- Objective: Your task is to quote the material that follows, in full and exactly.

===============

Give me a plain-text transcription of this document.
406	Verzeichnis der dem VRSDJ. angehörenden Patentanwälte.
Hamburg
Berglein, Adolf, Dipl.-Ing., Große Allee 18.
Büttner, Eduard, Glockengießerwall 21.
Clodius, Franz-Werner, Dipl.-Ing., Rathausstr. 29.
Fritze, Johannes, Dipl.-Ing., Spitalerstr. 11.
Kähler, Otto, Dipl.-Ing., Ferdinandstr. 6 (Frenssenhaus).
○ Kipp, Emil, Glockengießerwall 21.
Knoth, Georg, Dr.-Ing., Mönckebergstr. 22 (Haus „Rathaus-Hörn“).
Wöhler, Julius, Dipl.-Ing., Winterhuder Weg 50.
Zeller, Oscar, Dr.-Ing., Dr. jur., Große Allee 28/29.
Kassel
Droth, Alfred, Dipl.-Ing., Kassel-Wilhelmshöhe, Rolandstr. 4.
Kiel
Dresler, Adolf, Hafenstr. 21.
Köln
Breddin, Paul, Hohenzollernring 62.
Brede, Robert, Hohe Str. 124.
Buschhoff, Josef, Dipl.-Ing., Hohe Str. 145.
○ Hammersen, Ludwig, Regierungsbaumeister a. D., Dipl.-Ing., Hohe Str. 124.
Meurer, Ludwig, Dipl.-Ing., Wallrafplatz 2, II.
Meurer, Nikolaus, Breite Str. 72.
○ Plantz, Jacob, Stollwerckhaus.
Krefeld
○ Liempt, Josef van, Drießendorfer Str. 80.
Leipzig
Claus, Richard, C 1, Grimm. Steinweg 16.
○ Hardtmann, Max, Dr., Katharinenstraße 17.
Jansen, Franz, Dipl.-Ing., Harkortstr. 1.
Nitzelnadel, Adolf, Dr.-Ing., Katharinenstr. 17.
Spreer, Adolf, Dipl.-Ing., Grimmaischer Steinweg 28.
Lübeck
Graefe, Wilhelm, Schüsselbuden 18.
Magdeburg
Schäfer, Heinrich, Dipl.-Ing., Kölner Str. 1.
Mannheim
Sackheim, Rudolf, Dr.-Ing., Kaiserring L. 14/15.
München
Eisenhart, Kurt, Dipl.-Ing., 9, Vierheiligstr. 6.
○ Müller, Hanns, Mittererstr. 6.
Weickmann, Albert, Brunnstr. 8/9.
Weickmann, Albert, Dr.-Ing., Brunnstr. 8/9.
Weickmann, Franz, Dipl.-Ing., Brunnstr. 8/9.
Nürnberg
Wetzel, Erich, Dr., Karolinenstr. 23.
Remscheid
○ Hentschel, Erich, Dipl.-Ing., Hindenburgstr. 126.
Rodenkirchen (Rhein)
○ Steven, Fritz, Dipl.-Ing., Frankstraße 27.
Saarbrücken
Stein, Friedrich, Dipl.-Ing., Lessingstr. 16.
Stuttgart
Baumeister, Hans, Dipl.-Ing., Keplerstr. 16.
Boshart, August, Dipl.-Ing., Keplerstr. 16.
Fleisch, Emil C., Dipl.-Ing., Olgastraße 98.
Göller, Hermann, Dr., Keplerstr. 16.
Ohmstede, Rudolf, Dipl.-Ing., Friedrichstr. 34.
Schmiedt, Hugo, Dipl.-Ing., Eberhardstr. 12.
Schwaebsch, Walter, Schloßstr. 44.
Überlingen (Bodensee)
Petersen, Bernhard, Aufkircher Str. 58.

===============

- Written answer:
Give me a plain-text transcription of this document.
406	Verzeichnis der dem VRSDJ. angehörenden Patentanwälte.
Hamburg
Berglein, Adolf, Dipl.-Ing., Große Allee 18.
Büttner, Eduard, Glockengießerwall 21.
Clodius, Franz-Werner, Dipl.-Ing., Rathausstr. 29.
Fritze, Johannes, Dipl.-Ing., Spitalerstr. 11.
Kähler, Otto, Dipl.-Ing., Ferdinandstr. 6 (Frenssenhaus).
○ Kipp, Emil, Glockengießerwall 21.
Knoth, Georg, Dr.-Ing., Mönckebergstr. 22 (Haus „Rathaus-Hörn“).
Wöhler, Julius, Dipl.-Ing., Winterhuder Weg 50.
Zeller, Oscar, Dr.-Ing., Dr. jur., Große Allee 28/29.
Kassel
Droth, Alfred, Dipl.-Ing., Kassel-Wilhelmshöhe, Rolandstr. 4.
Kiel
Dresler, Adolf, Hafenstr. 21.
Köln
Breddin, Paul, Hohenzollernring 62.
Brede, Robert, Hohe Str. 124.
Buschhoff, Josef, Dipl.-Ing., Hohe Str. 145.
○ Hammersen, Ludwig, Regierungsbaumeister a. D., Dipl.-Ing., Hohe Str. 124.
Meurer, Ludwig, Dipl.-Ing., Wallrafplatz 2, II.
Meurer, Nikolaus, Breite Str. 72.
○ Plantz, Jacob, Stollwerckhaus.
Krefeld
○ Liempt, Josef van, Drießendorfer Str. 80.
Leipzig
Claus, Richard, C 1, Grimm. Steinweg 16.
○ Hardtmann, Max, Dr., Katharinenstraße 17.
Jansen, Franz, Dipl.-Ing., Harkortstr. 1.
Nitzelnadel, Adolf, Dr.-Ing., Katharinenstr. 17.
Spreer, Adolf, Dipl.-Ing., Grimmaischer Steinweg 28.
Lübeck
Graefe, Wilhelm, Schüsselbuden 18.
Magdeburg
Schäfer, Heinrich, Dipl.-Ing., Kölner Str. 1.
Mannheim
Sackheim, Rudolf, Dr.-Ing., Kaiserring L. 14/15.
München
Eisenhart, Kurt, Dipl.-Ing., 9, Vierheiligstr. 6.
○ Müller, Hanns, Mittererstr. 6.
Weickmann, Albert, Brunnstr. 8/9.
Weickmann, Albert, Dr.-Ing., Brunnstr. 8/9.
Weickmann, Franz, Dipl.-Ing., Brunnstr. 8/9.
Nürnberg
Wetzel, Erich, Dr., Karolinenstr. 23.
Remscheid
○ Hentschel, Erich, Dipl.-Ing., Hindenburgstr. 126.
Rodenkirchen (Rhein)
○ Steven, Fritz, Dipl.-Ing., Frankstraße 27.
Saarbrücken
Stein, Friedrich, Dipl.-Ing., Lessingstr. 16.
Stuttgart
Baumeister, Hans, Dipl.-Ing., Keplerstr. 16.
Boshart, August, Dipl.-Ing., Keplerstr. 16.
Fleisch, Emil C., Dipl.-Ing., Olgastraße 98.
Göller, Hermann, Dr., Keplerstr. 16.
Ohmstede, Rudolf, Dipl.-Ing., Friedrichstr. 34.
Schmiedt, Hugo, Dipl.-Ing., Eberhardstr. 12.
Schwaebsch, Walter, Schloßstr. 44.
Überlingen (Bodensee)
Petersen, Bernhard, Aufkircher Str. 58.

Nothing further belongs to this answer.